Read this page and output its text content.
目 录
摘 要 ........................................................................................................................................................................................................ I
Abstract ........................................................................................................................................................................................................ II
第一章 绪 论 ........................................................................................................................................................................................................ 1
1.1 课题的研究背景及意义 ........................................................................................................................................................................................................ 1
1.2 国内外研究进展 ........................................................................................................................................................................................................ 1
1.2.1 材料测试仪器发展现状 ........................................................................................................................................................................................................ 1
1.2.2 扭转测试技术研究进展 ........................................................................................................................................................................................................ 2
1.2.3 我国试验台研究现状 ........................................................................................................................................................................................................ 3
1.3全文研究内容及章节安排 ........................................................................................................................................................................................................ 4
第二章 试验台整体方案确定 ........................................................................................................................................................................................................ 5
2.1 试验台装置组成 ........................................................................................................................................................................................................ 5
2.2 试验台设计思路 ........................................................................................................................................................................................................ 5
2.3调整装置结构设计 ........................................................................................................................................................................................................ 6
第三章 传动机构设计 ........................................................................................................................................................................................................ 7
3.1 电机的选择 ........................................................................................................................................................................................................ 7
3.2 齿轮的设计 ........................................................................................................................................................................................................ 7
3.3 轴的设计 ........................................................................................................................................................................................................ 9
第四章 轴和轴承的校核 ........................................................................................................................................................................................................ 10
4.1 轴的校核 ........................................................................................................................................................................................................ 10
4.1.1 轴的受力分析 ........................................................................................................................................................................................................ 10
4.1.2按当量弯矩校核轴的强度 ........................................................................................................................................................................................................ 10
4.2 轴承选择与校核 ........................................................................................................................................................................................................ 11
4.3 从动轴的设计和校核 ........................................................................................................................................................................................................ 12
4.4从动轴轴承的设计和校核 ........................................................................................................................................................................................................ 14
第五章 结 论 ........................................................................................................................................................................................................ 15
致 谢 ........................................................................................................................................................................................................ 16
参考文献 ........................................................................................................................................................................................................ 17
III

» Stated problem:
Return the listing above word for word.

» Finished exercise:
Read this page and output its text content.
目 录
摘 要 ........................................................................................................................................................................................................ I
Abstract ........................................................................................................................................................................................................ II
第一章 绪 论 ........................................................................................................................................................................................................ 1
1.1 课题的研究背景及意义 ........................................................................................................................................................................................................ 1
1.2 国内外研究进展 ........................................................................................................................................................................................................ 1
1.2.1 材料测试仪器发展现状 ........................................................................................................................................................................................................ 1
1.2.2 扭转测试技术研究进展 ........................................................................................................................................................................................................ 2
1.2.3 我国试验台研究现状 ........................................................................................................................................................................................................ 3
1.3全文研究内容及章节安排 ........................................................................................................................................................................................................ 4
第二章 试验台整体方案确定 ........................................................................................................................................................................................................ 5
2.1 试验台装置组成 ........................................................................................................................................................................................................ 5
2.2 试验台设计思路 ........................................................................................................................................................................................................ 5
2.3调整装置结构设计 ........................................................................................................................................................................................................ 6
第三章 传动机构设计 ........................................................................................................................................................................................................ 7
3.1 电机的选择 ........................................................................................................................................................................................................ 7
3.2 齿轮的设计 ........................................................................................................................................................................................................ 7
3.3 轴的设计 ........................................................................................................................................................................................................ 9
第四章 轴和轴承的校核 ........................................................................................................................................................................................................ 10
4.1 轴的校核 ........................................................................................................................................................................................................ 10
4.1.1 轴的受力分析 ........................................................................................................................................................................................................ 10
4.1.2按当量弯矩校核轴的强度 ........................................................................................................................................................................................................ 10
4.2 轴承选择与校核 ........................................................................................................................................................................................................ 11
4.3 从动轴的设计和校核 ........................................................................................................................................................................................................ 12
4.4从动轴轴承的设计和校核 ........................................................................................................................................................................................................ 14
第五章 结 论 ........................................................................................................................................................................................................ 15
致 谢 ........................................................................................................................................................................................................ 16
参考文献 ........................................................................................................................................................................................................ 17
III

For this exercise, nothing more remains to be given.